## start DATA PROVIDED

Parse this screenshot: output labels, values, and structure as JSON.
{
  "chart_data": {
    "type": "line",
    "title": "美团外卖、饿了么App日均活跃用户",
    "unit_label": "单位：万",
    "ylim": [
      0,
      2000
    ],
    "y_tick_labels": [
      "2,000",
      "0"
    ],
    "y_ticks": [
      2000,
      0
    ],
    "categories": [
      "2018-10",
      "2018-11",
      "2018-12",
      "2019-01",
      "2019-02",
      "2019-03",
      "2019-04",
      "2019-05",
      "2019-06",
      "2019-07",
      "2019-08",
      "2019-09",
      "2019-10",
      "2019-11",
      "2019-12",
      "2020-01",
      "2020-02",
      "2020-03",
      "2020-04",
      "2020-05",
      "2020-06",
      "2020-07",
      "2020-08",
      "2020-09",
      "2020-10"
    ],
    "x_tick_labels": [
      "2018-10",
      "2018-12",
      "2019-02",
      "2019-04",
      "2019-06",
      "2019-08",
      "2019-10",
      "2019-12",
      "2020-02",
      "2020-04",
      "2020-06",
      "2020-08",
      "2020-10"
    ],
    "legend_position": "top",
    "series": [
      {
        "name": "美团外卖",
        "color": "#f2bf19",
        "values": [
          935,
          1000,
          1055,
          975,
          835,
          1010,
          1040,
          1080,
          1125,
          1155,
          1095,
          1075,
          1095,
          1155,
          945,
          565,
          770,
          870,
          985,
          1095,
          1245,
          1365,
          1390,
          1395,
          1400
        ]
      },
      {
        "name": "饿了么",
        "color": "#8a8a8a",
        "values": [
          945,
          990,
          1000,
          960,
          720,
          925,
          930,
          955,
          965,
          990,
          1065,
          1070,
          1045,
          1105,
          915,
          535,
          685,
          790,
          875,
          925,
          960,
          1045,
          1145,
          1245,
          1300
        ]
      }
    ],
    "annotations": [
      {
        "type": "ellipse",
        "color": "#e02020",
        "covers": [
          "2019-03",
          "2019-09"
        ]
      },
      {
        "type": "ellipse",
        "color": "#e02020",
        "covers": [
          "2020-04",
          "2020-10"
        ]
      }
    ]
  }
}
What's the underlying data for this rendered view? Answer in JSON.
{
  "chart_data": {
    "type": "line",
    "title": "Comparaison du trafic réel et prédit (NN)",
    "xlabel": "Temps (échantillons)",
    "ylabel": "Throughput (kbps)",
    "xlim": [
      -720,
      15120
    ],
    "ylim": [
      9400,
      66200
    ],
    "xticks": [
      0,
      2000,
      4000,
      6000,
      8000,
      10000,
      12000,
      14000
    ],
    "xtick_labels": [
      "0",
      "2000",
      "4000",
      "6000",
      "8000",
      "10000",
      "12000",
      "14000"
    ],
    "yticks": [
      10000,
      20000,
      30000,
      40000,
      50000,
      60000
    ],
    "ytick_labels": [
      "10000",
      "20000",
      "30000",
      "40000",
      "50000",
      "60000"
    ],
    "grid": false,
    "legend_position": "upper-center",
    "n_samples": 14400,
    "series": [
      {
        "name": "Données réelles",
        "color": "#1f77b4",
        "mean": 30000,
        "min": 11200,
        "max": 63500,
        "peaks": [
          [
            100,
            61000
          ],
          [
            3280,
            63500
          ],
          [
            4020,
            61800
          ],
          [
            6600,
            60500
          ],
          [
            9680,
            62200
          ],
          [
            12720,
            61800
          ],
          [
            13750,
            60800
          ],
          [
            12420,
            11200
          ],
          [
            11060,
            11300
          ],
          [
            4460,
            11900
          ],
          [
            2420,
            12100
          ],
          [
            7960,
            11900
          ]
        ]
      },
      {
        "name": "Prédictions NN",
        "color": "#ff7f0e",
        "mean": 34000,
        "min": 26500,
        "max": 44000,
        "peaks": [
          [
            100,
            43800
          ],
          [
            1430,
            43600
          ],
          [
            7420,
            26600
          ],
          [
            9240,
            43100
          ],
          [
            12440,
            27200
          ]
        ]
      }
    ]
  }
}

## end DATA PROVIDED

→ **PROBLEM TO WORK ON**
The records above should all be quoted exactly, please.

→ **WORKED ANSWER**
Parse this screenshot: output labels, values, and structure as JSON.
{
  "chart_data": {
    "type": "line",
    "title": "美团外卖、饿了么App日均活跃用户",
    "unit_label": "单位：万",
    "ylim": [
      0,
      2000
    ],
    "y_tick_labels": [
      "2,000",
      "0"
    ],
    "y_ticks": [
      2000,
      0
    ],
    "categories": [
      "2018-10",
      "2018-11",
      "2018-12",
      "2019-01",
      "2019-02",
      "2019-03",
      "2019-04",
      "2019-05",
      "2019-06",
      "2019-07",
      "2019-08",
      "2019-09",
      "2019-10",
      "2019-11",
      "2019-12",
      "2020-01",
      "2020-02",
      "2020-03",
      "2020-04",
      "2020-05",
      "2020-06",
      "2020-07",
      "2020-08",
      "2020-09",
      "2020-10"
    ],
    "x_tick_labels": [
      "2018-10",
      "2018-12",
      "2019-02",
      "2019-04",
      "2019-06",
      "2019-08",
      "2019-10",
      "2019-12",
      "2020-02",
      "2020-04",
      "2020-06",
      "2020-08",
      "2020-10"
    ],
    "legend_position": "top",
    "series": [
      {
        "name": "美团外卖",
        "color": "#f2bf19",
        "values": [
          935,
          1000,
          1055,
          975,
          835,
          1010,
          1040,
          1080,
          1125,
          1155,
          1095,
          1075,
          1095,
          1155,
          945,
          565,
          770,
          870,
          985,
          1095,
          1245,
          1365,
          1390,
          1395,
          1400
        ]
      },
      {
        "name": "饿了么",
        "color": "#8a8a8a",
        "values": [
          945,
          990,
          1000,
          960,
          720,
          925,
          930,
          955,
          965,
          990,
          1065,
          1070,
          1045,
          1105,
          915,
          535,
          685,
          790,
          875,
          925,
          960,
          1045,
          1145,
          1245,
          1300
        ]
      }
    ],
    "annotations": [
      {
        "type": "ellipse",
        "color": "#e02020",
        "covers": [
          "2019-03",
          "2019-09"
        ]
      },
      {
        "type": "ellipse",
        "color": "#e02020",
        "covers": [
          "2020-04",
          "2020-10"
        ]
      }
    ]
  }
}
What's the underlying data for this rendered view? Answer in JSON.
{
  "chart_data": {
    "type": "line",
    "title": "Comparaison du trafic réel et prédit (NN)",
    "xlabel": "Temps (échantillons)",
    "ylabel": "Throughput (kbps)",
    "xlim": [
      -720,
      15120
    ],
    "ylim": [
      9400,
      66200
    ],
    "xticks": [
      0,
      2000,
      4000,
      6000,
      8000,
      10000,
      12000,
      14000
    ],
    "xtick_labels": [
      "0",
      "2000",
      "4000",
      "6000",
      "8000",
      "10000",
      "12000",
      "14000"
    ],
    "yticks": [
      10000,
      20000,
      30000,
      40000,
      50000,
      60000
    ],
    "ytick_labels": [
      "10000",
      "20000",
      "30000",
      "40000",
      "50000",
      "60000"
    ],
    "grid": false,
    "legend_position": "upper-center",
    "n_samples": 14400,
    "series": [
      {
        "name": "Données réelles",
        "color": "#1f77b4",
        "mean": 30000,
        "min": 11200,
        "max": 63500,
        "peaks": [
          [
            100,
            61000
          ],
          [
            3280,
            63500
          ],
          [
            4020,
            61800
          ],
          [
            6600,
            60500
          ],
          [
            9680,
            62200
          ],
          [
            12720,
            61800
          ],
          [
            13750,
            60800
          ],
          [
            12420,
            11200
          ],
          [
            11060,
            11300
          ],
          [
            4460,
            11900
          ],
          [
            2420,
            12100
          ],
          [
            7960,
            11900
          ]
        ]
      },
      {
        "name": "Prédictions NN",
        "color": "#ff7f0e",
        "mean": 34000,
        "min": 26500,
        "max": 44000,
        "peaks": [
          [
            100,
            43800
          ],
          [
            1430,
            43600
          ],
          [
            7420,
            26600
          ],
          [
            9240,
            43100
          ],
          [
            12440,
            27200
          ]
        ]
      }
    ]
  }
}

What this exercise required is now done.